━━ Supplied data ━━

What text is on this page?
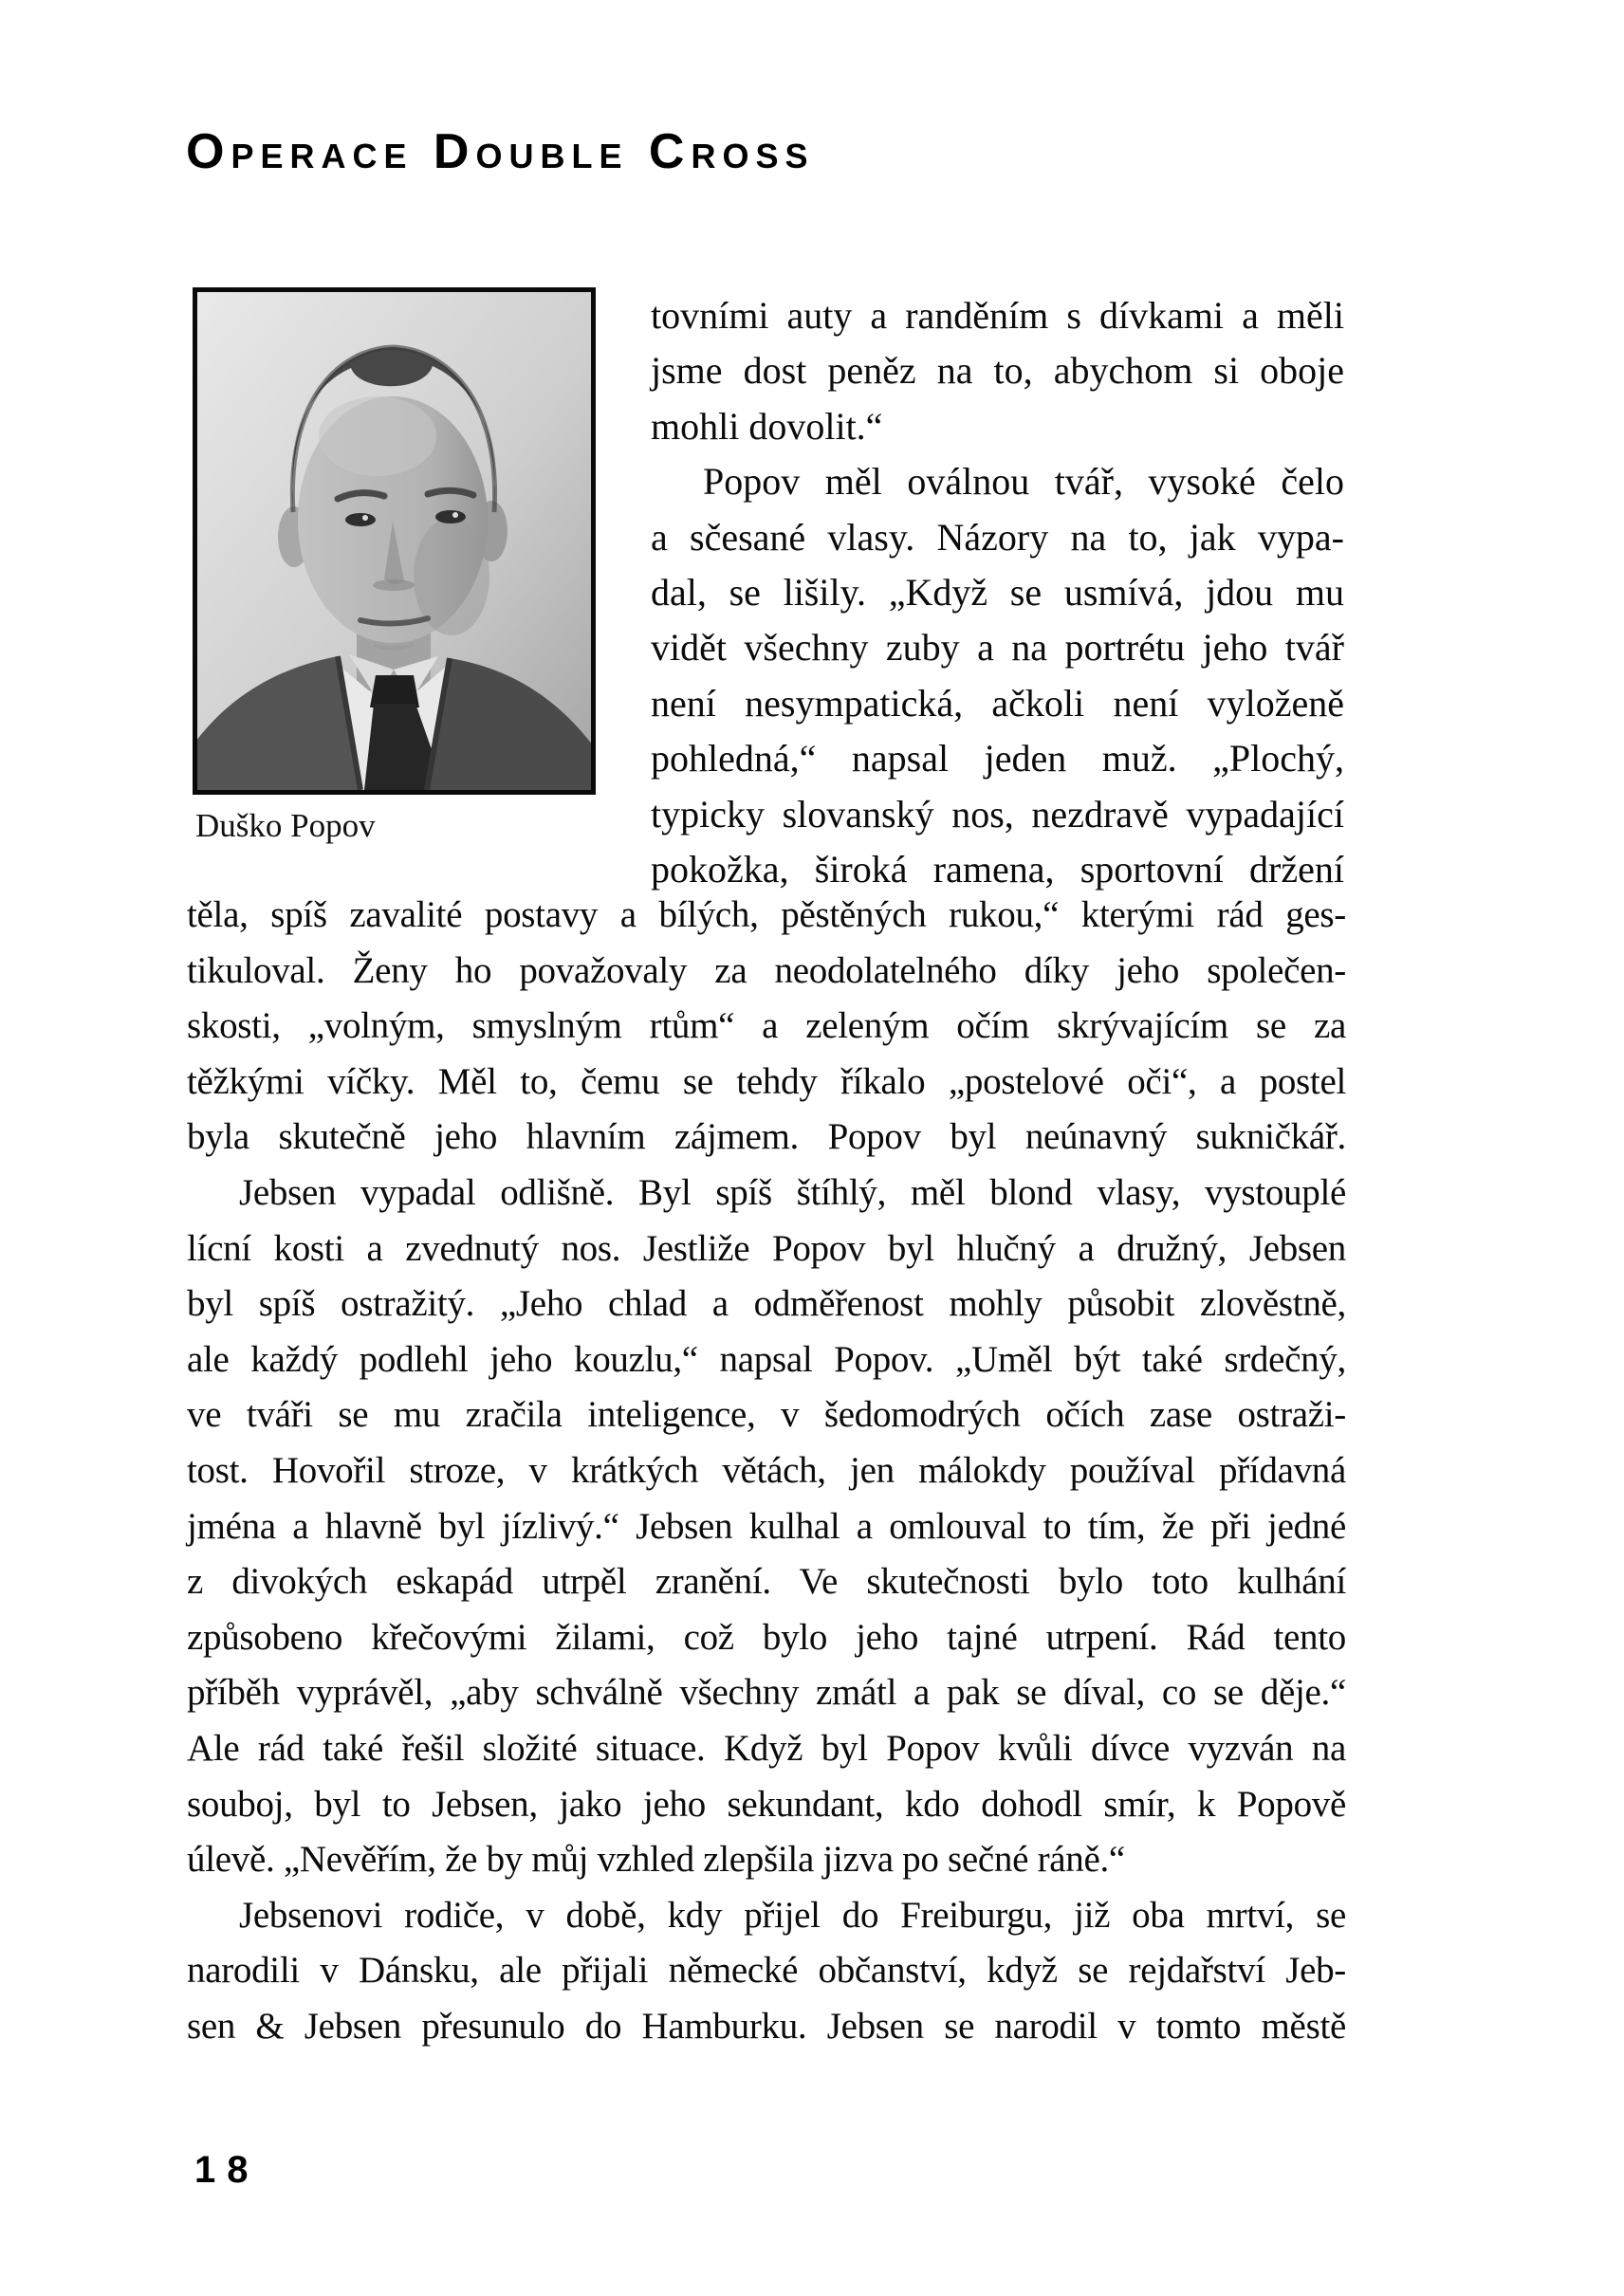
Operace Double Cross
Duško Popov
tovními auty a randěním s dívkami a měli
jsme dost peněz na to, abychom si oboje
mohli dovolit.“
Popov měl oválnou tvář, vysoké čelo
a sčesané vlasy. Názory na to, jak vypa-
dal, se lišily. „Když se usmívá, jdou mu
vidět všechny zuby a na portrétu jeho tvář
není nesympatická, ačkoli není vyloženě
pohledná,“ napsal jeden muž. „Plochý,
typicky slovanský nos, nezdravě vypadající
pokožka, široká ramena, sportovní držení
těla, spíš zavalité postavy a bílých, pěstěných rukou,“ kterými rád ges-
tikuloval. Ženy ho považovaly za neodolatelného díky jeho společen-
skosti, „volným, smyslným rtům“ a zeleným očím skrývajícím se za
těžkými víčky. Měl to, čemu se tehdy říkalo „postelové oči“, a postel
byla skutečně jeho hlavním zájmem. Popov byl neúnavný sukničkář.
Jebsen vypadal odlišně. Byl spíš štíhlý, měl blond vlasy, vystouplé
lícní kosti a zvednutý nos. Jestliže Popov byl hlučný a družný, Jebsen
byl spíš ostražitý. „Jeho chlad a odměřenost mohly působit zlověstně,
ale každý podlehl jeho kouzlu,“ napsal Popov. „Uměl být také srdečný,
ve tváři se mu zračila inteligence, v šedomodrých očích zase ostraži-
tost. Hovořil stroze, v krátkých větách, jen málokdy používal přídavná
jména a hlavně byl jízlivý.“ Jebsen kulhal a omlouval to tím, že při jedné
z divokých eskapád utrpěl zranění. Ve skutečnosti bylo toto kulhání
způsobeno křečovými žilami, což bylo jeho tajné utrpení. Rád tento
příběh vyprávěl, „aby schválně všechny zmátl a pak se díval, co se děje.“
Ale rád také řešil složité situace. Když byl Popov kvůli dívce vyzván na
souboj, byl to Jebsen, jako jeho sekundant, kdo dohodl smír, k Popově
úlevě. „Nevěřím, že by můj vzhled zlepšila jizva po sečné ráně.“
Jebsenovi rodiče, v době, kdy přijel do Freiburgu, již oba mrtví, se
narodili v Dánsku, ale přijali německé občanství, když se rejdařství Jeb-
sen & Jebsen přesunulo do Hamburku. Jebsen se narodil v tomto městě
18
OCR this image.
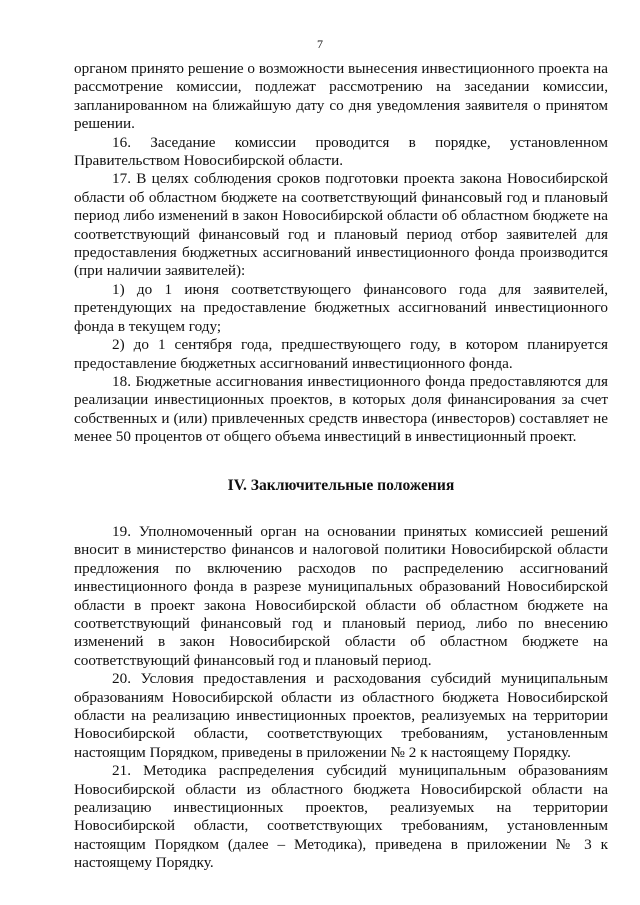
7

органом принято решение о возможности вынесения инвестиционного проекта на рассмотрение комиссии, подлежат рассмотрению на заседании комиссии, запланированном на ближайшую дату со дня уведомления заявителя о принятом решении.

16. Заседание комиссии проводится в порядке, установленном Правительством Новосибирской области.

17. В целях соблюдения сроков подготовки проекта закона Новосибирской области об областном бюджете на соответствующий финансовый год и плановый период либо изменений в закон Новосибирской области об областном бюджете на соответствующий финансовый год и плановый период отбор заявителей для предоставления бюджетных ассигнований инвестиционного фонда производится (при наличии заявителей):

1) до 1 июня соответствующего финансового года для заявителей, претендующих на предоставление бюджетных ассигнований инвестиционного фонда в текущем году;

2) до 1 сентября года, предшествующего году, в котором планируется предоставление бюджетных ассигнований инвестиционного фонда.

18. Бюджетные ассигнования инвестиционного фонда предоставляются для реализации инвестиционных проектов, в которых доля финансирования за счет собственных и (или) привлеченных средств инвестора (инвесторов) составляет не менее 50 процентов от общего объема инвестиций в инвестиционный проект.

IV. Заключительные положения

19. Уполномоченный орган на основании принятых комиссией решений вносит в министерство финансов и налоговой политики Новосибирской области предложения по включению расходов по распределению ассигнований инвестиционного фонда в разрезе муниципальных образований Новосибирской области в проект закона Новосибирской области об областном бюджете на соответствующий финансовый год и плановый период, либо по внесению изменений в закон Новосибирской области об областном бюджете на соответствующий финансовый год и плановый период.

20. Условия предоставления и расходования субсидий муниципальным образованиям Новосибирской области из областного бюджета Новосибирской области на реализацию инвестиционных проектов, реализуемых на территории Новосибирской области, соответствующих требованиям, установленным настоящим Порядком, приведены в приложении № 2 к настоящему Порядку.

21. Методика распределения субсидий муниципальным образованиям Новосибирской области из областного бюджета Новосибирской области на реализацию инвестиционных проектов, реализуемых на территории Новосибирской области, соответствующих требованиям, установленным настоящим Порядком (далее – Методика), приведена в приложении № 3 к настоящему Порядку.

━━━

# [Instructions to follow]
From start to finish, output the listing exactly, but omit its pictures.

# [Written answer]
What text is on this page?
Operace Double Cross
Duško Popov
tovními auty a randěním s dívkami a měli
jsme dost peněz na to, abychom si oboje
mohli dovolit.“
Popov měl oválnou tvář, vysoké čelo
a sčesané vlasy. Názory na to, jak vypa-
dal, se lišily. „Když se usmívá, jdou mu
vidět všechny zuby a na portrétu jeho tvář
není nesympatická, ačkoli není vyloženě
pohledná,“ napsal jeden muž. „Plochý,
typicky slovanský nos, nezdravě vypadající
pokožka, široká ramena, sportovní držení
těla, spíš zavalité postavy a bílých, pěstěných rukou,“ kterými rád ges-
tikuloval. Ženy ho považovaly za neodolatelného díky jeho společen-
skosti, „volným, smyslným rtům“ a zeleným očím skrývajícím se za
těžkými víčky. Měl to, čemu se tehdy říkalo „postelové oči“, a postel
byla skutečně jeho hlavním zájmem. Popov byl neúnavný sukničkář.
Jebsen vypadal odlišně. Byl spíš štíhlý, měl blond vlasy, vystouplé
lícní kosti a zvednutý nos. Jestliže Popov byl hlučný a družný, Jebsen
byl spíš ostražitý. „Jeho chlad a odměřenost mohly působit zlověstně,
ale každý podlehl jeho kouzlu,“ napsal Popov. „Uměl být také srdečný,
ve tváři se mu zračila inteligence, v šedomodrých očích zase ostraži-
tost. Hovořil stroze, v krátkých větách, jen málokdy používal přídavná
jména a hlavně byl jízlivý.“ Jebsen kulhal a omlouval to tím, že při jedné
z divokých eskapád utrpěl zranění. Ve skutečnosti bylo toto kulhání
způsobeno křečovými žilami, což bylo jeho tajné utrpení. Rád tento
příběh vyprávěl, „aby schválně všechny zmátl a pak se díval, co se děje.“
Ale rád také řešil složité situace. Když byl Popov kvůli dívce vyzván na
souboj, byl to Jebsen, jako jeho sekundant, kdo dohodl smír, k Popově
úlevě. „Nevěřím, že by můj vzhled zlepšila jizva po sečné ráně.“
Jebsenovi rodiče, v době, kdy přijel do Freiburgu, již oba mrtví, se
narodili v Dánsku, ale přijali německé občanství, když se rejdařství Jeb-
sen & Jebsen přesunulo do Hamburku. Jebsen se narodil v tomto městě
18
OCR this image.
7

органом принято решение о возможности вынесения инвестиционного проекта на рассмотрение комиссии, подлежат рассмотрению на заседании комиссии, запланированном на ближайшую дату со дня уведомления заявителя о принятом решении.

16. Заседание комиссии проводится в порядке, установленном Правительством Новосибирской области.

17. В целях соблюдения сроков подготовки проекта закона Новосибирской области об областном бюджете на соответствующий финансовый год и плановый период либо изменений в закон Новосибирской области об областном бюджете на соответствующий финансовый год и плановый период отбор заявителей для предоставления бюджетных ассигнований инвестиционного фонда производится (при наличии заявителей):

1) до 1 июня соответствующего финансового года для заявителей, претендующих на предоставление бюджетных ассигнований инвестиционного фонда в текущем году;

2) до 1 сентября года, предшествующего году, в котором планируется предоставление бюджетных ассигнований инвестиционного фонда.

18. Бюджетные ассигнования инвестиционного фонда предоставляются для реализации инвестиционных проектов, в которых доля финансирования за счет собственных и (или) привлеченных средств инвестора (инвесторов) составляет не менее 50 процентов от общего объема инвестиций в инвестиционный проект.

IV. Заключительные положения

19. Уполномоченный орган на основании принятых комиссией решений вносит в министерство финансов и налоговой политики Новосибирской области предложения по включению расходов по распределению ассигнований инвестиционного фонда в разрезе муниципальных образований Новосибирской области в проект закона Новосибирской области об областном бюджете на соответствующий финансовый год и плановый период, либо по внесению изменений в закон Новосибирской области об областном бюджете на соответствующий финансовый год и плановый период.

20. Условия предоставления и расходования субсидий муниципальным образованиям Новосибирской области из областного бюджета Новосибирской области на реализацию инвестиционных проектов, реализуемых на территории Новосибирской области, соответствующих требованиям, установленным настоящим Порядком, приведены в приложении № 2 к настоящему Порядку.

21. Методика распределения субсидий муниципальным образованиям Новосибирской области из областного бюджета Новосибирской области на реализацию инвестиционных проектов, реализуемых на территории Новосибирской области, соответствующих требованиям, установленным настоящим Порядком (далее – Методика), приведена в приложении № 3 к настоящему Порядку.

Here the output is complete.